**Data entries**
(begin)
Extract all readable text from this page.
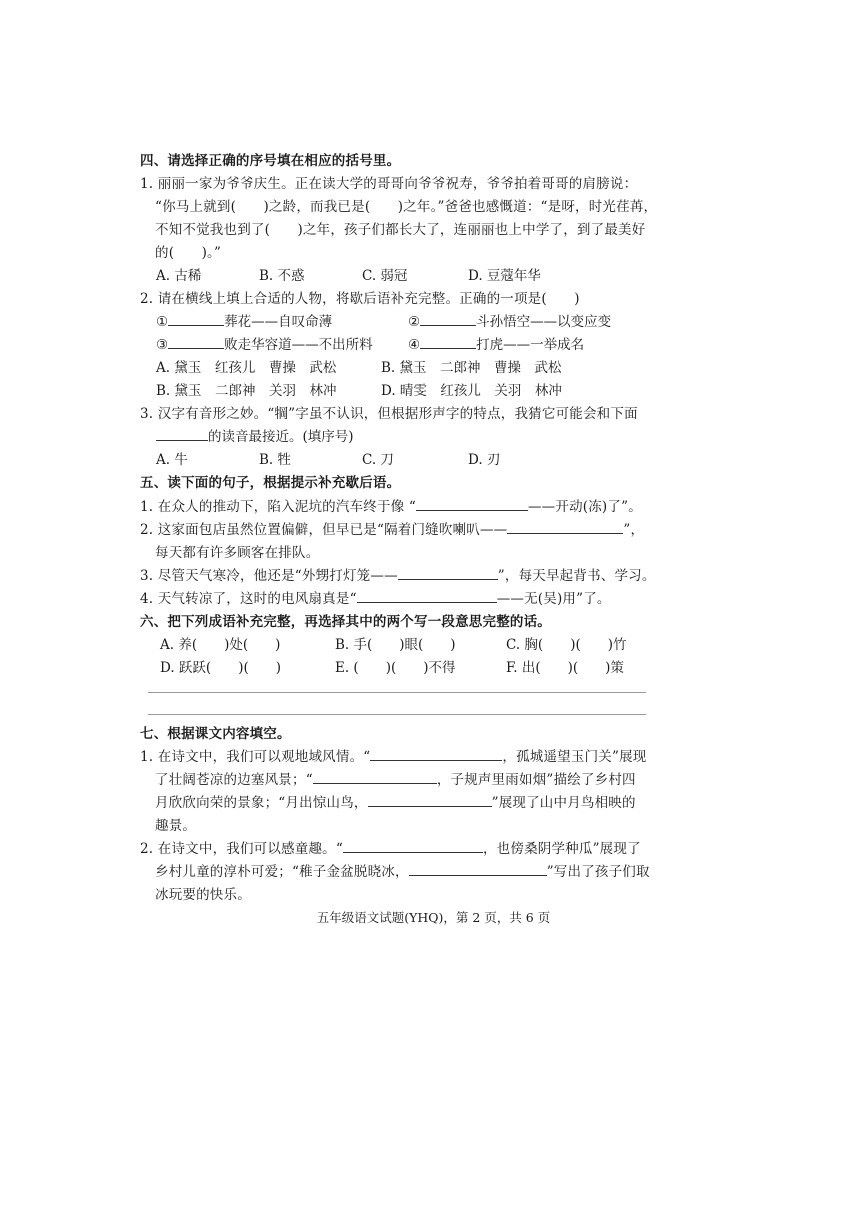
四、请选择正确的序号填在相应的括号里。
1. 丽丽一家为爷爷庆生。正在读大学的哥哥向爷爷祝寿，爷爷拍着哥哥的肩膀说：
“你马上就到(　　)之龄，而我已是(　　)之年。”爸爸也感慨道：“是呀，时光荏苒，
不知不觉我也到了(　　)之年，孩子们都长大了，连丽丽也上中学了，到了最美好
的(　　)。”
A. 古稀	B. 不惑	C. 弱冠	D. 豆蔻年华
2. 请在横线上填上合适的人物，将歇后语补充完整。正确的一项是(　　)
①	葬花——自叹命薄	②	斗孙悟空——以变应变
③	败走华容道——不出所料	④	打虎——一举成名
A. 黛玉　红孩儿　曹操　武松	B. 黛玉　二郎神　曹操　武松
B. 黛玉　二郎神　关羽　林冲	D. 晴雯　红孩儿　关羽　林冲
3. 汉字有音形之妙。“犅”字虽不认识，但根据形声字的特点，我猜它可能会和下面
的读音最接近。(填序号)
A. 牛	B. 牲	C. 刀	D. 刃
五、读下面的句子，根据提示补充歇后语。
1. 在众人的推动下，陷入泥坑的汽车终于像 “	——开动(冻)了”。
2. 这家面包店虽然位置偏僻，但早已是“隔着门缝吹喇叭——	”，
每天都有许多顾客在排队。
3. 尽管天气寒冷，他还是“外甥打灯笼——	”，每天早起背书、学习。
4. 天气转凉了，这时的电风扇真是“	——无(吴)用”了。
六、把下列成语补充完整，再选择其中的两个写一段意思完整的话。
A. 养(　　)处(　　)	B. 手(　　)眼(　　)	C. 胸(　　)(　　)竹
D. 跃跃(　　)(　　)	E. (　　)(　　)不得	F. 出(　　)(　　)策
七、根据课文内容填空。
1. 在诗文中，我们可以观地域风情。“	，孤城遥望玉门关”展现
了壮阔苍凉的边塞风景；“	，子规声里雨如烟”描绘了乡村四
月欣欣向荣的景象；“月出惊山鸟，	”展现了山中月鸟相映的
趣景。
2. 在诗文中，我们可以感童趣。“	，也傍桑阴学种瓜”展现了
乡村儿童的淳朴可爱；“稚子金盆脱晓冰，	”写出了孩子们取
冰玩要的快乐。
五年级语文试题(YHQ)，第 2 页，共 6 页
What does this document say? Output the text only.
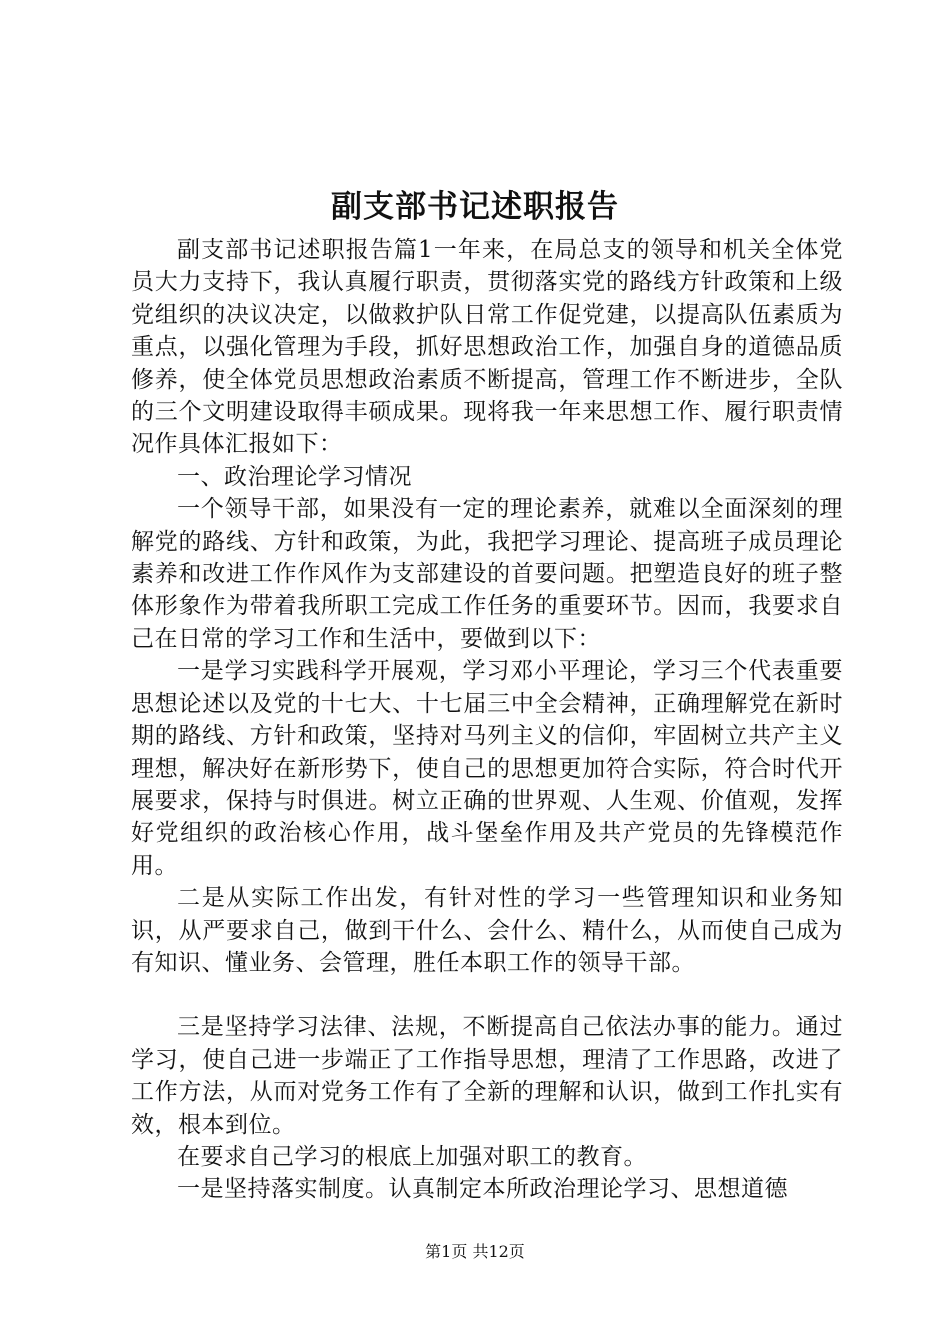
副支部书记述职报告

副支部书记述职报告篇1一年来，在局总支的领导和机关全体党员大力支持下，我认真履行职责，贯彻落实党的路线方针政策和上级党组织的决议决定，以做救护队日常工作促党建，以提高队伍素质为重点，以强化管理为手段，抓好思想政治工作，加强自身的道德品质修养，使全体党员思想政治素质不断提高，管理工作不断进步，全队的三个文明建设取得丰硕成果。现将我一年来思想工作、履行职责情况作具体汇报如下：

一、政治理论学习情况

一个领导干部，如果没有一定的理论素养，就难以全面深刻的理解党的路线、方针和政策，为此，我把学习理论、提高班子成员理论素养和改进工作作风作为支部建设的首要问题。把塑造良好的班子整体形象作为带着我所职工完成工作任务的重要环节。因而，我要求自己在日常的学习工作和生活中，要做到以下：

一是学习实践科学开展观，学习邓小平理论，学习三个代表重要思想论述以及党的十七大、十七届三中全会精神，正确理解党在新时期的路线、方针和政策，坚持对马列主义的信仰，牢固树立共产主义理想，解决好在新形势下，使自己的思想更加符合实际，符合时代开展要求，保持与时俱进。树立正确的世界观、人生观、价值观，发挥好党组织的政治核心作用，战斗堡垒作用及共产党员的先锋模范作用。

二是从实际工作出发，有针对性的学习一些管理知识和业务知识，从严要求自己，做到干什么、会什么、精什么，从而使自己成为有知识、懂业务、会管理，胜任本职工作的领导干部。

三是坚持学习法律、法规，不断提高自己依法办事的能力。通过学习，使自己进一步端正了工作指导思想，理清了工作思路，改进了工作方法，从而对党务工作有了全新的理解和认识，做到工作扎实有效，根本到位。

在要求自己学习的根底上加强对职工的教育。

一是坚持落实制度。认真制定本所政治理论学习、思想道德

第1页 共12页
(end)
**TASK DETAILS**
Extract all the data above exactly, excluding every picture.

**RESPONSE TO THE TASK**
Extract all readable text from this page.
四、请选择正确的序号填在相应的括号里。
1. 丽丽一家为爷爷庆生。正在读大学的哥哥向爷爷祝寿，爷爷拍着哥哥的肩膀说：
“你马上就到(　　)之龄，而我已是(　　)之年。”爸爸也感慨道：“是呀，时光荏苒，
不知不觉我也到了(　　)之年，孩子们都长大了，连丽丽也上中学了，到了最美好
的(　　)。”
A. 古稀	B. 不惑	C. 弱冠	D. 豆蔻年华
2. 请在横线上填上合适的人物，将歇后语补充完整。正确的一项是(　　)
①	葬花——自叹命薄	②	斗孙悟空——以变应变
③	败走华容道——不出所料	④	打虎——一举成名
A. 黛玉　红孩儿　曹操　武松	B. 黛玉　二郎神　曹操　武松
B. 黛玉　二郎神　关羽　林冲	D. 晴雯　红孩儿　关羽　林冲
3. 汉字有音形之妙。“犅”字虽不认识，但根据形声字的特点，我猜它可能会和下面
的读音最接近。(填序号)
A. 牛	B. 牲	C. 刀	D. 刃
五、读下面的句子，根据提示补充歇后语。
1. 在众人的推动下，陷入泥坑的汽车终于像 “	——开动(冻)了”。
2. 这家面包店虽然位置偏僻，但早已是“隔着门缝吹喇叭——	”，
每天都有许多顾客在排队。
3. 尽管天气寒冷，他还是“外甥打灯笼——	”，每天早起背书、学习。
4. 天气转凉了，这时的电风扇真是“	——无(吴)用”了。
六、把下列成语补充完整，再选择其中的两个写一段意思完整的话。
A. 养(　　)处(　　)	B. 手(　　)眼(　　)	C. 胸(　　)(　　)竹
D. 跃跃(　　)(　　)	E. (　　)(　　)不得	F. 出(　　)(　　)策
七、根据课文内容填空。
1. 在诗文中，我们可以观地域风情。“	，孤城遥望玉门关”展现
了壮阔苍凉的边塞风景；“	，子规声里雨如烟”描绘了乡村四
月欣欣向荣的景象；“月出惊山鸟，	”展现了山中月鸟相映的
趣景。
2. 在诗文中，我们可以感童趣。“	，也傍桑阴学种瓜”展现了
乡村儿童的淳朴可爱；“稚子金盆脱晓冰，	”写出了孩子们取
冰玩要的快乐。
五年级语文试题(YHQ)，第 2 页，共 6 页
What does this document say? Output the text only.
副支部书记述职报告

副支部书记述职报告篇1一年来，在局总支的领导和机关全体党员大力支持下，我认真履行职责，贯彻落实党的路线方针政策和上级党组织的决议决定，以做救护队日常工作促党建，以提高队伍素质为重点，以强化管理为手段，抓好思想政治工作，加强自身的道德品质修养，使全体党员思想政治素质不断提高，管理工作不断进步，全队的三个文明建设取得丰硕成果。现将我一年来思想工作、履行职责情况作具体汇报如下：

一、政治理论学习情况

一个领导干部，如果没有一定的理论素养，就难以全面深刻的理解党的路线、方针和政策，为此，我把学习理论、提高班子成员理论素养和改进工作作风作为支部建设的首要问题。把塑造良好的班子整体形象作为带着我所职工完成工作任务的重要环节。因而，我要求自己在日常的学习工作和生活中，要做到以下：

一是学习实践科学开展观，学习邓小平理论，学习三个代表重要思想论述以及党的十七大、十七届三中全会精神，正确理解党在新时期的路线、方针和政策，坚持对马列主义的信仰，牢固树立共产主义理想，解决好在新形势下，使自己的思想更加符合实际，符合时代开展要求，保持与时俱进。树立正确的世界观、人生观、价值观，发挥好党组织的政治核心作用，战斗堡垒作用及共产党员的先锋模范作用。

二是从实际工作出发，有针对性的学习一些管理知识和业务知识，从严要求自己，做到干什么、会什么、精什么，从而使自己成为有知识、懂业务、会管理，胜任本职工作的领导干部。

三是坚持学习法律、法规，不断提高自己依法办事的能力。通过学习，使自己进一步端正了工作指导思想，理清了工作思路，改进了工作方法，从而对党务工作有了全新的理解和认识，做到工作扎实有效，根本到位。

在要求自己学习的根底上加强对职工的教育。

一是坚持落实制度。认真制定本所政治理论学习、思想道德

第1页 共12页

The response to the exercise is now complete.